§ GIVEN PASSAGE
START
Take the copper busbar, bend it in U-shape with the legs about 1" heart
to heart,
it should fit in the two channels between the legs of the E.
Wrap it in tape or heatshrink or whatever.
Put it in the E and fix the stack of I-laminations on top of the legs
with a piece of paper
between the E and I laminations. You can use 4 metal strips if you have
bolts in the
corners of the laminations - often you can re-use the original
transformer mechanics/mounting.

If the busbar had two holes in the ends, that is where you can now
attach wires/lugs.
Hope this clarifies,

Cor van de Water
Director HW & Systems Architecture Group Proxim Wireless
Corporation http://www.proxim.com
Email: [email protected] Private: http://www.cvandewater.com
Skype: cor_van_de_water IM: [email protected]
Tel: +1 408 383 7626 VoIP: +31 20 3987567 FWD# 25925
Tel: +91 (040)23117400 x203 XoIP: +31877841130

-----Original Message-----
From: [email protected] [mailto:[email protected]] On
Behalf Of Lee Hart
Sent: Wednesday, September 23, 2009 8:45 AM
To: Electric Vehicle Discussion List
Subject: Re: [EVDL] Controller/Motor inductance

>> Personally, I would not use an air-core coil. It takes too much wire,
and copper wire is expensive. Instead, I'd get a bunch of small
transformers. Cut the windings off, and use just their E and I
laminations. Get a piece of flat copper buss bar that fits in the
openings in the E laminations. Wrap it with tape or heatshrink tubing,
bend it into a "U", and place the E laminations around it (one side of
the busbar "U" in each E opening). Put a piece of tape or fish paper on
top of the stack of E's, then put the stack of I-laminations on top of
that. You want an air gap between the E's and I's because you are
running DC in the coil.



> Seth Rothenberg wrote:
> > I'm having trouble picturing it.
> > Has someone done this and posted a picture on the web?
> 
> ...


----------



## EVDL List (Jul 27, 2007)
END
§ TASK 1
According to the forum thread, why should there be an air gap between the E and I laminations?

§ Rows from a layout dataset
START
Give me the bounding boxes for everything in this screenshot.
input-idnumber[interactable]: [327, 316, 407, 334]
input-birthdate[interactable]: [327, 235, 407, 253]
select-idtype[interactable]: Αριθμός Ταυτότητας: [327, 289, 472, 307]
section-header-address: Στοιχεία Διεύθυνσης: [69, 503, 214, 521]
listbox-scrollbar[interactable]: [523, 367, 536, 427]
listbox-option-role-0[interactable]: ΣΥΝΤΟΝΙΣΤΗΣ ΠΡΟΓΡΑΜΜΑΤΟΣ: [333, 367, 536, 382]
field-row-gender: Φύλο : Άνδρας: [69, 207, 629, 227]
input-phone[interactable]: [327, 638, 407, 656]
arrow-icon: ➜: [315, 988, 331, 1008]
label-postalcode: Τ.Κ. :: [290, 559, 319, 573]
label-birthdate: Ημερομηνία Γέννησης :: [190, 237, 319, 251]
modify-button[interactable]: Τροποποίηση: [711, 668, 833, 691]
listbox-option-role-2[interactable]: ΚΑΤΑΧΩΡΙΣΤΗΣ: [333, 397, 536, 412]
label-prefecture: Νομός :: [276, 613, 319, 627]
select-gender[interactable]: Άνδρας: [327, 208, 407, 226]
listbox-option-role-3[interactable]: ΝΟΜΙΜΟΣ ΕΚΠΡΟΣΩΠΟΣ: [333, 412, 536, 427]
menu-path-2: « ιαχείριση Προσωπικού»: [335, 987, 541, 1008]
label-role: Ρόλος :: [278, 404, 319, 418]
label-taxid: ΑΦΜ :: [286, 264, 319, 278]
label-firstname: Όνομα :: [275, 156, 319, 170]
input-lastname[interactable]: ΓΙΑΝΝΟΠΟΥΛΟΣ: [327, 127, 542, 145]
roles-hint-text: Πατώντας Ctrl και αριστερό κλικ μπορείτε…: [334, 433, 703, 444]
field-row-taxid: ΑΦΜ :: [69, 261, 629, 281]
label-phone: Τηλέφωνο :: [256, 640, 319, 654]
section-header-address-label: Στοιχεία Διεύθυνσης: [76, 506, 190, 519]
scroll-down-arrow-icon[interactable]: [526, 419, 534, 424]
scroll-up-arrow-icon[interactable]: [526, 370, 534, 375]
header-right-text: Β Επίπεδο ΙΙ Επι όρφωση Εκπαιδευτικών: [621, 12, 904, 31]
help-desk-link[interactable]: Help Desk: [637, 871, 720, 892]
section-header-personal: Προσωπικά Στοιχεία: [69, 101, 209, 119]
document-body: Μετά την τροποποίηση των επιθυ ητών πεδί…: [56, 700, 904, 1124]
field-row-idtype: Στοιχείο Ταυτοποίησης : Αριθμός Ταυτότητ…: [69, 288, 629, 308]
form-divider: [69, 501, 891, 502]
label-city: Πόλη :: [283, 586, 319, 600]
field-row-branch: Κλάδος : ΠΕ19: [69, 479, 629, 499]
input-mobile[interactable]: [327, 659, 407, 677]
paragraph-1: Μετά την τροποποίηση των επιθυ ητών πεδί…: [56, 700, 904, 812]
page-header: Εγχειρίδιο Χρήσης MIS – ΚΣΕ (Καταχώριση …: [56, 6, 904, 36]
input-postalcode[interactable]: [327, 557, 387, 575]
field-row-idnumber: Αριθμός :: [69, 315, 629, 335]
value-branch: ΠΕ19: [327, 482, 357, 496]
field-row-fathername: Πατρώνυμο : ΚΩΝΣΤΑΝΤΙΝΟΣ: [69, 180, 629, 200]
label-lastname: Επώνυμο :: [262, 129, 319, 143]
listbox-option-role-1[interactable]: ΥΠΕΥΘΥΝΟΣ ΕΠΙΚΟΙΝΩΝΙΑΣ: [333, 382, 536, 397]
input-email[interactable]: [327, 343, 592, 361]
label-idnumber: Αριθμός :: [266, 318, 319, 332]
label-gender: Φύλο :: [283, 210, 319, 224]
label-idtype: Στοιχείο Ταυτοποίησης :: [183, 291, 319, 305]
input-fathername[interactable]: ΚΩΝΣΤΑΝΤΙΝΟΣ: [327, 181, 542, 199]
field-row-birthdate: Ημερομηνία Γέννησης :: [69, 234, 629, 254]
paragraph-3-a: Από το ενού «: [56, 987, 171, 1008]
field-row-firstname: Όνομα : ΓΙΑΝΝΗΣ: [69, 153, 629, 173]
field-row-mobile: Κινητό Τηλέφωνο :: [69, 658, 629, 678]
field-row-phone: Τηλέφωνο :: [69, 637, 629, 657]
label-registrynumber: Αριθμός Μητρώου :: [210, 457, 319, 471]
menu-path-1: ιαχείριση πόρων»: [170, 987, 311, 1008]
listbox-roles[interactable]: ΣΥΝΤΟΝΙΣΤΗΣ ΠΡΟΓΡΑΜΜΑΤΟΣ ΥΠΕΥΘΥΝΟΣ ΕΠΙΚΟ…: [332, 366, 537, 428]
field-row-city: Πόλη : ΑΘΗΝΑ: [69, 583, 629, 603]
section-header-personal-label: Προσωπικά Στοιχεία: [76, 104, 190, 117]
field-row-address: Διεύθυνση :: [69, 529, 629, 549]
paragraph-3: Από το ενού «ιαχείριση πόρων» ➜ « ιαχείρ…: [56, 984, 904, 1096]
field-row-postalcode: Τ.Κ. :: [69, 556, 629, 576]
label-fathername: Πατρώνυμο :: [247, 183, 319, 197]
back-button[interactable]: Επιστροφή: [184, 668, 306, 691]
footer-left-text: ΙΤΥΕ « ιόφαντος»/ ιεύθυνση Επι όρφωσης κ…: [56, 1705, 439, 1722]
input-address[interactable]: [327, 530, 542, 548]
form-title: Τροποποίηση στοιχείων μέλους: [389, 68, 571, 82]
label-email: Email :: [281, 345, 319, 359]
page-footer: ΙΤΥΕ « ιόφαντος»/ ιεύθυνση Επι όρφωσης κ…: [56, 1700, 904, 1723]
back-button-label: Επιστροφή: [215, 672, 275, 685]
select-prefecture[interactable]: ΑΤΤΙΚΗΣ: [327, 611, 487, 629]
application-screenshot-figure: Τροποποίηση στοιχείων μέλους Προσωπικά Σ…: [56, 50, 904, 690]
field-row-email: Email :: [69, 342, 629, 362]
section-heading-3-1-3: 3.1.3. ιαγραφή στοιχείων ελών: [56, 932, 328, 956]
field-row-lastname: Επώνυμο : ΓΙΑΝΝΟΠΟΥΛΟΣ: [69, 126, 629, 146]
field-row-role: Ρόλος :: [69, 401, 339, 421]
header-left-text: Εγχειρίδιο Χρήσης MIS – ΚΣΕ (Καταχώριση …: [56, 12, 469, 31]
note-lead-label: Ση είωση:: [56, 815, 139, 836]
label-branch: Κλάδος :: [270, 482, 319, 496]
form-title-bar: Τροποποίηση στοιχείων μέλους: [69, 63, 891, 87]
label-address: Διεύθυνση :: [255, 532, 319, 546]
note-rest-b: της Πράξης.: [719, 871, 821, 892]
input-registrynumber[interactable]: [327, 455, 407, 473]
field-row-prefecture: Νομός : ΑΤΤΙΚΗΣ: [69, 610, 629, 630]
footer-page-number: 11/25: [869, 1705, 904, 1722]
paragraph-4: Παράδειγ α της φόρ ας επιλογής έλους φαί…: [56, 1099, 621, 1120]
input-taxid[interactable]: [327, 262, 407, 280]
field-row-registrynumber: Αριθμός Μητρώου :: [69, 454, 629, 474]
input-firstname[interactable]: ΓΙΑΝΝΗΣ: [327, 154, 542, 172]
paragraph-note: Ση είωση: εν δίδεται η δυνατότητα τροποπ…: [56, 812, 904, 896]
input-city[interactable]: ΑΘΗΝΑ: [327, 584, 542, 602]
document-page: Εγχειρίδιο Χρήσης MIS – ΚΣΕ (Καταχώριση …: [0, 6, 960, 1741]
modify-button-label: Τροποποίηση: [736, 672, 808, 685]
END
§ TASK 2
Pull out every line of the records that contains the string "πεδί", treating upper and lower case as different.

§ SOLUTION 1
Because DC is running in the coil.

§ SOLUTION 2
document-body: Μετά την τροποποίηση των επιθυ ητών πεδί…: [56, 700, 904, 1124]
paragraph-1: Μετά την τροποποίηση των επιθυ ητών πεδί…: [56, 700, 904, 812]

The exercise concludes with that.